▶ _Your task_
Return the listing below word for word.

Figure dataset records
_ _ _ _ _
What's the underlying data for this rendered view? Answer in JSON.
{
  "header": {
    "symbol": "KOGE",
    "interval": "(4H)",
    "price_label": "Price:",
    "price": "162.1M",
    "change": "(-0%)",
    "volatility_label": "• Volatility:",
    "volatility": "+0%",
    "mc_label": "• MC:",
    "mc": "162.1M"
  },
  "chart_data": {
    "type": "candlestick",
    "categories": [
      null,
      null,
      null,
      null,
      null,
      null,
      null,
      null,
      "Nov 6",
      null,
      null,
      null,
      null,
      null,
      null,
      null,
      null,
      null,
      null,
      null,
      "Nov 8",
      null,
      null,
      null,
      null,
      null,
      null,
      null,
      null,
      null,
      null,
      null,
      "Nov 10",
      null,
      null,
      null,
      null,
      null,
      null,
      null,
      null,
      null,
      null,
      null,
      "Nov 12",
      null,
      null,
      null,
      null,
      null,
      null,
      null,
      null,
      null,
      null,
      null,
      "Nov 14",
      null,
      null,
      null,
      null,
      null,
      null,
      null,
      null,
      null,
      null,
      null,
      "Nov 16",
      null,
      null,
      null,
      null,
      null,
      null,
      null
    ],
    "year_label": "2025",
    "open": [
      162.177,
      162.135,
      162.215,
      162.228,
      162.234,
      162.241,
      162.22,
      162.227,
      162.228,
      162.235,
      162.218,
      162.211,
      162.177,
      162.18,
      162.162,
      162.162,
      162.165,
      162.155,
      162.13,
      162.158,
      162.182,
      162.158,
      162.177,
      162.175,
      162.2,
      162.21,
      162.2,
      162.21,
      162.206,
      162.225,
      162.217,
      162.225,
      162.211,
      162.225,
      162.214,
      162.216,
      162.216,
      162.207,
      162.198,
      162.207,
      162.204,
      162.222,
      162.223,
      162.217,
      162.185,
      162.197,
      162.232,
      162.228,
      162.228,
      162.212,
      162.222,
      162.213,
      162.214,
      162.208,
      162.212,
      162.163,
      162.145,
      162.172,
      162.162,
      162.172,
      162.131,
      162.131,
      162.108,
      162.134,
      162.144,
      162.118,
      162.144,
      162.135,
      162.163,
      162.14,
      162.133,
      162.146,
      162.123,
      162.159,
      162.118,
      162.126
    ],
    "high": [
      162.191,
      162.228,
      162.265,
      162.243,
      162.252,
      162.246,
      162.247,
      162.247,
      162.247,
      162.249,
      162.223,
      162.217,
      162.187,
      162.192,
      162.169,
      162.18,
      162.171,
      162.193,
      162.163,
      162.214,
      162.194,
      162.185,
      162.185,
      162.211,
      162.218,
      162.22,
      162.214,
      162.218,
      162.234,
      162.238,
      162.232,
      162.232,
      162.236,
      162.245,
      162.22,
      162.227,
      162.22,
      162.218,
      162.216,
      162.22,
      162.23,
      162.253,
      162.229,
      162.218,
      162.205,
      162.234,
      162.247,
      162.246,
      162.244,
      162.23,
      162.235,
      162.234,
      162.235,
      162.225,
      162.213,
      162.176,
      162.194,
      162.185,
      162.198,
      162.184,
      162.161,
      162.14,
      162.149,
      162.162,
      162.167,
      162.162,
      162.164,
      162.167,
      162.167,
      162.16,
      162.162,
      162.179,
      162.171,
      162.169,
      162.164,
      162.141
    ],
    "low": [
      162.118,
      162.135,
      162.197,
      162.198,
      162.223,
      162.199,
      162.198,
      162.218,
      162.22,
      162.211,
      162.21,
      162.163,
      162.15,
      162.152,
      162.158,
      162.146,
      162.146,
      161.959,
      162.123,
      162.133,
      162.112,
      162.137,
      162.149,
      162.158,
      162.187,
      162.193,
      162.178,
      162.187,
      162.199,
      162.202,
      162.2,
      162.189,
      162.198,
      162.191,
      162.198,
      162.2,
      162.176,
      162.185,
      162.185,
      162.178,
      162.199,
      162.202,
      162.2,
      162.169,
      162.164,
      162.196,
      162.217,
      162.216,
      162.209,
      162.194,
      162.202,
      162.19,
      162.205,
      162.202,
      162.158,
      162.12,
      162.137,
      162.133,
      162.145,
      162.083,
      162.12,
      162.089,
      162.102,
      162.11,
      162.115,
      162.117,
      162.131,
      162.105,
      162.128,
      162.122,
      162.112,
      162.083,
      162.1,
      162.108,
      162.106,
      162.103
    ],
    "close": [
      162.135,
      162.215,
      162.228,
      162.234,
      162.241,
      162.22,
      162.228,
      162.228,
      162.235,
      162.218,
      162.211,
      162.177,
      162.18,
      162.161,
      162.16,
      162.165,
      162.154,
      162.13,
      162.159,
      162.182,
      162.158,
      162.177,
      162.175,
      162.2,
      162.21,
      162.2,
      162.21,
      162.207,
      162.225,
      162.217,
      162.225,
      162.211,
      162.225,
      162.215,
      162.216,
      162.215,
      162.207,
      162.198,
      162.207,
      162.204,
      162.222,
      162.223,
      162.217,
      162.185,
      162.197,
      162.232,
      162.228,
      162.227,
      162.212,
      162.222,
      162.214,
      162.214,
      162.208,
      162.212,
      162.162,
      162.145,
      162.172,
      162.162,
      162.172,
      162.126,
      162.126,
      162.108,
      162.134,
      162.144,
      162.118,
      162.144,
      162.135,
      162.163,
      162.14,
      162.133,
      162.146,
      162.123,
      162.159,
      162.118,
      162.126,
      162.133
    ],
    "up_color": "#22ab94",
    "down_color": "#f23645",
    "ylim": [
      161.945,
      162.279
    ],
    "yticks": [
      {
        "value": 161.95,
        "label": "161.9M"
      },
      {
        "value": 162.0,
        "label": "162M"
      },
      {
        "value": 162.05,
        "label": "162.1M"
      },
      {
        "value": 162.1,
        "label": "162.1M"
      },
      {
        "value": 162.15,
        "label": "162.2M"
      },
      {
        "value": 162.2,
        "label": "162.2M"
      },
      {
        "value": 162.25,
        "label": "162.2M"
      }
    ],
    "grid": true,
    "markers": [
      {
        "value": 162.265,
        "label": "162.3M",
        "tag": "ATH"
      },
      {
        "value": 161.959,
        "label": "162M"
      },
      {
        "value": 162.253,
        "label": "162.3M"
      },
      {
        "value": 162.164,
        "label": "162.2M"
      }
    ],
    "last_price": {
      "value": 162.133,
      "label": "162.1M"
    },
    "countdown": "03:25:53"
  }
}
_ _ _ _ _
▶ _Task output_
What's the underlying data for this rendered view? Answer in JSON.
{
  "header": {
    "symbol": "KOGE",
    "interval": "(4H)",
    "price_label": "Price:",
    "price": "162.1M",
    "change": "(-0%)",
    "volatility_label": "• Volatility:",
    "volatility": "+0%",
    "mc_label": "• MC:",
    "mc": "162.1M"
  },
  "chart_data": {
    "type": "candlestick",
    "categories": [
      null,
      null,
      null,
      null,
      null,
      null,
      null,
      null,
      "Nov 6",
      null,
      null,
      null,
      null,
      null,
      null,
      null,
      null,
      null,
      null,
      null,
      "Nov 8",
      null,
      null,
      null,
      null,
      null,
      null,
      null,
      null,
      null,
      null,
      null,
      "Nov 10",
      null,
      null,
      null,
      null,
      null,
      null,
      null,
      null,
      null,
      null,
      null,
      "Nov 12",
      null,
      null,
      null,
      null,
      null,
      null,
      null,
      null,
      null,
      null,
      null,
      "Nov 14",
      null,
      null,
      null,
      null,
      null,
      null,
      null,
      null,
      null,
      null,
      null,
      "Nov 16",
      null,
      null,
      null,
      null,
      null,
      null,
      null
    ],
    "year_label": "2025",
    "open": [
      162.177,
      162.135,
      162.215,
      162.228,
      162.234,
      162.241,
      162.22,
      162.227,
      162.228,
      162.235,
      162.218,
      162.211,
      162.177,
      162.18,
      162.162,
      162.162,
      162.165,
      162.155,
      162.13,
      162.158,
      162.182,
      162.158,
      162.177,
      162.175,
      162.2,
      162.21,
      162.2,
      162.21,
      162.206,
      162.225,
      162.217,
      162.225,
      162.211,
      162.225,
      162.214,
      162.216,
      162.216,
      162.207,
      162.198,
      162.207,
      162.204,
      162.222,
      162.223,
      162.217,
      162.185,
      162.197,
      162.232,
      162.228,
      162.228,
      162.212,
      162.222,
      162.213,
      162.214,
      162.208,
      162.212,
      162.163,
      162.145,
      162.172,
      162.162,
      162.172,
      162.131,
      162.131,
      162.108,
      162.134,
      162.144,
      162.118,
      162.144,
      162.135,
      162.163,
      162.14,
      162.133,
      162.146,
      162.123,
      162.159,
      162.118,
      162.126
    ],
    "high": [
      162.191,
      162.228,
      162.265,
      162.243,
      162.252,
      162.246,
      162.247,
      162.247,
      162.247,
      162.249,
      162.223,
      162.217,
      162.187,
      162.192,
      162.169,
      162.18,
      162.171,
      162.193,
      162.163,
      162.214,
      162.194,
      162.185,
      162.185,
      162.211,
      162.218,
      162.22,
      162.214,
      162.218,
      162.234,
      162.238,
      162.232,
      162.232,
      162.236,
      162.245,
      162.22,
      162.227,
      162.22,
      162.218,
      162.216,
      162.22,
      162.23,
      162.253,
      162.229,
      162.218,
      162.205,
      162.234,
      162.247,
      162.246,
      162.244,
      162.23,
      162.235,
      162.234,
      162.235,
      162.225,
      162.213,
      162.176,
      162.194,
      162.185,
      162.198,
      162.184,
      162.161,
      162.14,
      162.149,
      162.162,
      162.167,
      162.162,
      162.164,
      162.167,
      162.167,
      162.16,
      162.162,
      162.179,
      162.171,
      162.169,
      162.164,
      162.141
    ],
    "low": [
      162.118,
      162.135,
      162.197,
      162.198,
      162.223,
      162.199,
      162.198,
      162.218,
      162.22,
      162.211,
      162.21,
      162.163,
      162.15,
      162.152,
      162.158,
      162.146,
      162.146,
      161.959,
      162.123,
      162.133,
      162.112,
      162.137,
      162.149,
      162.158,
      162.187,
      162.193,
      162.178,
      162.187,
      162.199,
      162.202,
      162.2,
      162.189,
      162.198,
      162.191,
      162.198,
      162.2,
      162.176,
      162.185,
      162.185,
      162.178,
      162.199,
      162.202,
      162.2,
      162.169,
      162.164,
      162.196,
      162.217,
      162.216,
      162.209,
      162.194,
      162.202,
      162.19,
      162.205,
      162.202,
      162.158,
      162.12,
      162.137,
      162.133,
      162.145,
      162.083,
      162.12,
      162.089,
      162.102,
      162.11,
      162.115,
      162.117,
      162.131,
      162.105,
      162.128,
      162.122,
      162.112,
      162.083,
      162.1,
      162.108,
      162.106,
      162.103
    ],
    "close": [
      162.135,
      162.215,
      162.228,
      162.234,
      162.241,
      162.22,
      162.228,
      162.228,
      162.235,
      162.218,
      162.211,
      162.177,
      162.18,
      162.161,
      162.16,
      162.165,
      162.154,
      162.13,
      162.159,
      162.182,
      162.158,
      162.177,
      162.175,
      162.2,
      162.21,
      162.2,
      162.21,
      162.207,
      162.225,
      162.217,
      162.225,
      162.211,
      162.225,
      162.215,
      162.216,
      162.215,
      162.207,
      162.198,
      162.207,
      162.204,
      162.222,
      162.223,
      162.217,
      162.185,
      162.197,
      162.232,
      162.228,
      162.227,
      162.212,
      162.222,
      162.214,
      162.214,
      162.208,
      162.212,
      162.162,
      162.145,
      162.172,
      162.162,
      162.172,
      162.126,
      162.126,
      162.108,
      162.134,
      162.144,
      162.118,
      162.144,
      162.135,
      162.163,
      162.14,
      162.133,
      162.146,
      162.123,
      162.159,
      162.118,
      162.126,
      162.133
    ],
    "up_color": "#22ab94",
    "down_color": "#f23645",
    "ylim": [
      161.945,
      162.279
    ],
    "yticks": [
      {
        "value": 161.95,
        "label": "161.9M"
      },
      {
        "value": 162.0,
        "label": "162M"
      },
      {
        "value": 162.05,
        "label": "162.1M"
      },
      {
        "value": 162.1,
        "label": "162.1M"
      },
      {
        "value": 162.15,
        "label": "162.2M"
      },
      {
        "value": 162.2,
        "label": "162.2M"
      },
      {
        "value": 162.25,
        "label": "162.2M"
      }
    ],
    "grid": true,
    "markers": [
      {
        "value": 162.265,
        "label": "162.3M",
        "tag": "ATH"
      },
      {
        "value": 161.959,
        "label": "162M"
      },
      {
        "value": 162.253,
        "label": "162.3M"
      },
      {
        "value": 162.164,
        "label": "162.2M"
      }
    ],
    "last_price": {
      "value": 162.133,
      "label": "162.1M"
    },
    "countdown": "03:25:53"
  }
}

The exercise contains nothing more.